═══ DATA LISTING ═══
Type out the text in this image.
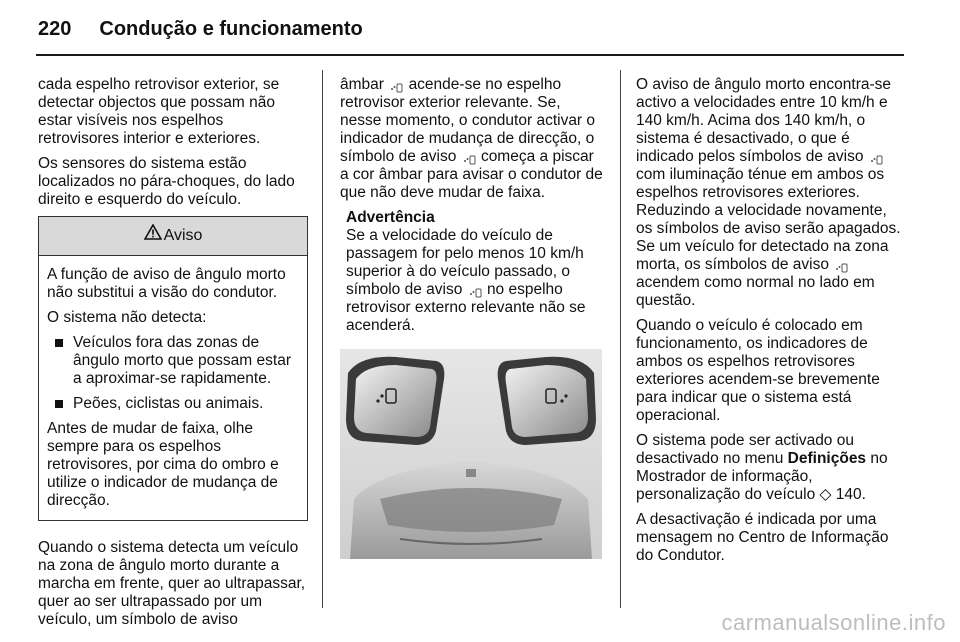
220 Condução e funcionamento

cada espelho retrovisor exterior, se detectar objectos que possam não estar visíveis nos espelhos retrovisores interior e exteriores.

Os sensores do sistema estão localizados no pára-choques, do lado direito e esquerdo do veículo.

Aviso

A função de aviso de ângulo morto não substitui a visão do condutor.

O sistema não detecta:

Veículos fora das zonas de ângulo morto que possam estar a aproximar-se rapidamente.
Peões, ciclistas ou animais.

Antes de mudar de faixa, olhe sempre para os espelhos retrovisores, por cima do ombro e utilize o indicador de mudança de direcção.

Quando o sistema detecta um veículo na zona de ângulo morto durante a marcha em frente, quer ao ultrapassar, quer ao ser ultrapassado por um veículo, um símbolo de aviso

âmbar acende-se no espelho retrovisor exterior relevante. Se, nesse momento, o condutor activar o indicador de mudança de direcção, o símbolo de aviso começa a piscar a cor âmbar para avisar o condutor de que não deve mudar de faixa.

Advertência
Se a velocidade do veículo de passagem for pelo menos 10 km/h superior à do veículo passado, o símbolo de aviso no espelho retrovisor externo relevante não se acenderá.

O aviso de ângulo morto encontra-se activo a velocidades entre 10 km/h e 140 km/h. Acima dos 140 km/h, o sistema é desactivado, o que é indicado pelos símbolos de aviso  com iluminação ténue em ambos os espelhos retrovisores exteriores. Reduzindo a velocidade novamente, os símbolos de aviso serão apagados. Se um veículo for detectado na zona morta, os símbolos de aviso  acendem como normal no lado em questão.

Quando o veículo é colocado em funcionamento, os indicadores de ambos os espelhos retrovisores exteriores acendem-se brevemente para indicar que o sistema está operacional.

O sistema pode ser activado ou desactivado no menu Definições no Mostrador de informação, personalização do veículo ◇ 140.

A desactivação é indicada por uma mensagem no Centro de Informação do Condutor.

carmanualsonline.info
═══
→ SHORT TASK: A line counts if it holds the word "estar". How many lines of the entries count? Give the number only.

→ CORRECT OUTPUT: 2